SHORT EXERCISE: Gather the lines that hold the string "TradingView".

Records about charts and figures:

———

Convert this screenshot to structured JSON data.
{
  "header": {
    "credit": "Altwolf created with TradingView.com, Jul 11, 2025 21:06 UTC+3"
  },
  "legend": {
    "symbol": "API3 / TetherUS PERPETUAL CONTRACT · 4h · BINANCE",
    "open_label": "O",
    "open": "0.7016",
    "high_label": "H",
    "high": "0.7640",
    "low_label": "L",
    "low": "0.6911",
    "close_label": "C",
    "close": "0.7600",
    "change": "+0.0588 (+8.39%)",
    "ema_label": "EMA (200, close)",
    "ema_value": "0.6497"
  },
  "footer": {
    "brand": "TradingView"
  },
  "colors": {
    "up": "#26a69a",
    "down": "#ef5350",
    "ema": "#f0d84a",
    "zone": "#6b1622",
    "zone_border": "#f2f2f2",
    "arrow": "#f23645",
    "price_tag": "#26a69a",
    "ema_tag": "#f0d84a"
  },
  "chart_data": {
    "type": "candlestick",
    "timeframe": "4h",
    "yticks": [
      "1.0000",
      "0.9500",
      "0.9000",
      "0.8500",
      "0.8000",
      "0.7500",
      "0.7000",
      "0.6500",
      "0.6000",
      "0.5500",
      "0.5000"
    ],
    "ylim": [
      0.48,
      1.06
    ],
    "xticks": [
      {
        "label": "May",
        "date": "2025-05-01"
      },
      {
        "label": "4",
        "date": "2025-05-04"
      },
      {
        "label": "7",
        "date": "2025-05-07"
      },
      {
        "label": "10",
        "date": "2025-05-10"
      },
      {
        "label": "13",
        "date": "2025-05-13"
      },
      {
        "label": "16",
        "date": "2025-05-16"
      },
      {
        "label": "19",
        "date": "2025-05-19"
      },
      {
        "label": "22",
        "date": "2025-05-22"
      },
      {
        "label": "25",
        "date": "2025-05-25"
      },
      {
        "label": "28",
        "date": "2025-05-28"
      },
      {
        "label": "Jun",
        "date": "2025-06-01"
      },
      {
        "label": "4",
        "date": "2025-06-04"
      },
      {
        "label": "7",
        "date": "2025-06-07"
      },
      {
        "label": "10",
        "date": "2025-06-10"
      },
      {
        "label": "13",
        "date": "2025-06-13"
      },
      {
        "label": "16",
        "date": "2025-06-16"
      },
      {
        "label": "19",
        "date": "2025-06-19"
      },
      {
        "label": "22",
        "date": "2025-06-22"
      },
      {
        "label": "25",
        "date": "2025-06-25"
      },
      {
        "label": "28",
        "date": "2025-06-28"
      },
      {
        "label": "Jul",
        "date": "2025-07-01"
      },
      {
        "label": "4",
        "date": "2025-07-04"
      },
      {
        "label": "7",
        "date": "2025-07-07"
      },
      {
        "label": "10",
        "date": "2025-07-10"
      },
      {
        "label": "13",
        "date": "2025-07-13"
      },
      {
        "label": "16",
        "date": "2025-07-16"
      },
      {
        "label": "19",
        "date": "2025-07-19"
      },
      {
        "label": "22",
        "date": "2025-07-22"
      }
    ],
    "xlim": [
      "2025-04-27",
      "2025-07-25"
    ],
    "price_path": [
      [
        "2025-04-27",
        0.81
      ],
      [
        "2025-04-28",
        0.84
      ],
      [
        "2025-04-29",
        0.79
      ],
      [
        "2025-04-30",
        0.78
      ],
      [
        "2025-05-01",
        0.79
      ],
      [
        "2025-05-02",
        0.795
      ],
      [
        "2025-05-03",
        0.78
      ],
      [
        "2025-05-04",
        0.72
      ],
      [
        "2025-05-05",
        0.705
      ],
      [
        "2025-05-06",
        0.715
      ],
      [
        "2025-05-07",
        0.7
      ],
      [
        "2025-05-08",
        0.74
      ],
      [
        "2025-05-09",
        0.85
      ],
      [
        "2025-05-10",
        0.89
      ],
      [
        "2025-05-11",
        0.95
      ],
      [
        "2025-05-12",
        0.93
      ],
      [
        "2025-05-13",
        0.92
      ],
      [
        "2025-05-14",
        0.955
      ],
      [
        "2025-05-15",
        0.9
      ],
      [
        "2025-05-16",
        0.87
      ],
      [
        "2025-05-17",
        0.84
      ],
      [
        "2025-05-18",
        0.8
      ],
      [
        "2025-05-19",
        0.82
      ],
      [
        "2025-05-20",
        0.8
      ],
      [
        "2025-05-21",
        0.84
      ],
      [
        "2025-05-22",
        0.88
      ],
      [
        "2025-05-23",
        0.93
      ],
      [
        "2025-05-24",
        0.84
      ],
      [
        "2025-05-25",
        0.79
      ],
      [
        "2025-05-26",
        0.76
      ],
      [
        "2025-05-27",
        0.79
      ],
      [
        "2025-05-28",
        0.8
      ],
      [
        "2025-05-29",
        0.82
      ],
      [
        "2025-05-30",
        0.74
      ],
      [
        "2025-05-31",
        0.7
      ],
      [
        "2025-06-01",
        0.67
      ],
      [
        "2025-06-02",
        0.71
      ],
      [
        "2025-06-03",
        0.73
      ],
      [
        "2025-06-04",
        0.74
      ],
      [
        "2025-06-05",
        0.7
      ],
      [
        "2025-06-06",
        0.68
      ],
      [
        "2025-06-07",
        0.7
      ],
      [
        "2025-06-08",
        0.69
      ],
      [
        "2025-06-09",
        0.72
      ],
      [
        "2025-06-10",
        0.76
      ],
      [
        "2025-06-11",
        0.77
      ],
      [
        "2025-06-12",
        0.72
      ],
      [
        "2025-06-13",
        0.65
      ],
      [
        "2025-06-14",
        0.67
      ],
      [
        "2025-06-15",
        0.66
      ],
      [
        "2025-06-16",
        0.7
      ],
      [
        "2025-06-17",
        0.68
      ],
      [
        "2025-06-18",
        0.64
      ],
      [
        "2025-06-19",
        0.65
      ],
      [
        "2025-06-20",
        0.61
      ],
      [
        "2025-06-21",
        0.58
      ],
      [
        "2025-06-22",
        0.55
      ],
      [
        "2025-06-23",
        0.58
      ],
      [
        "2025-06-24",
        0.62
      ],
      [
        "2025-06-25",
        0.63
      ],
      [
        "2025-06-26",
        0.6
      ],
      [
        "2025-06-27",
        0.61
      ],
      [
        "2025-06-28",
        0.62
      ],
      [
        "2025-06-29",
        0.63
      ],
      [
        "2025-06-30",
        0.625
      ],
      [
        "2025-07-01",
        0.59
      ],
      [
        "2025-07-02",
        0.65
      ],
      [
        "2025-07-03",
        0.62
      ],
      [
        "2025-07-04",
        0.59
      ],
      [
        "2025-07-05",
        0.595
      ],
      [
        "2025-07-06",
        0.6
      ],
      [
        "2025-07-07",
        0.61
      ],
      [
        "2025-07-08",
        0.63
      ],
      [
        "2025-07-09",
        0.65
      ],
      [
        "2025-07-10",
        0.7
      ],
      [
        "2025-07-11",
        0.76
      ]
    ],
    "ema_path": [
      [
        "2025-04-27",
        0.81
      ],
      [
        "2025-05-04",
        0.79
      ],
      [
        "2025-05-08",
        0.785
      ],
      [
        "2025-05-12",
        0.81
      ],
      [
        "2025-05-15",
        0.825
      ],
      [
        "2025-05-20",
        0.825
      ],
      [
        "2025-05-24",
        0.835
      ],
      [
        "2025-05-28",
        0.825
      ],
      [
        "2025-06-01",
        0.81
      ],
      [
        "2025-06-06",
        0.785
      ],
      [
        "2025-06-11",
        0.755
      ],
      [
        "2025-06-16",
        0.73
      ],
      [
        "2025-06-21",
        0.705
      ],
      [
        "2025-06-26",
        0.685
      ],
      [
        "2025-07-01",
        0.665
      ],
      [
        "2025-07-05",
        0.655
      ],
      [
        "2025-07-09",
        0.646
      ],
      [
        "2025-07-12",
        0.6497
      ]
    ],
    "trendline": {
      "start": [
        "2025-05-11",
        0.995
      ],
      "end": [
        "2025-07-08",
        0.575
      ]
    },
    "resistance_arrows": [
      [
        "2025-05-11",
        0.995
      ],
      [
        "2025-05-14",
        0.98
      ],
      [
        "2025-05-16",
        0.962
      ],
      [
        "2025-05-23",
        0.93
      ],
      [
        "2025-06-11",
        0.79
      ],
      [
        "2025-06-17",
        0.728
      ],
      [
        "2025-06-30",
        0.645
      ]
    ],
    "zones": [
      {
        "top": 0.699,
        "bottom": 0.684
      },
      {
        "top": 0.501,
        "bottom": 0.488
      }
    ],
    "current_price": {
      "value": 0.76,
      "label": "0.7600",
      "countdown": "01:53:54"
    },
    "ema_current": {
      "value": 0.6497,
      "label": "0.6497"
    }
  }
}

———

ANSWER TO THIS TASK:
    "credit": "Altwolf created with TradingView.com, Jul 11, 2025 21:06 UTC+3"
    "brand": "TradingView"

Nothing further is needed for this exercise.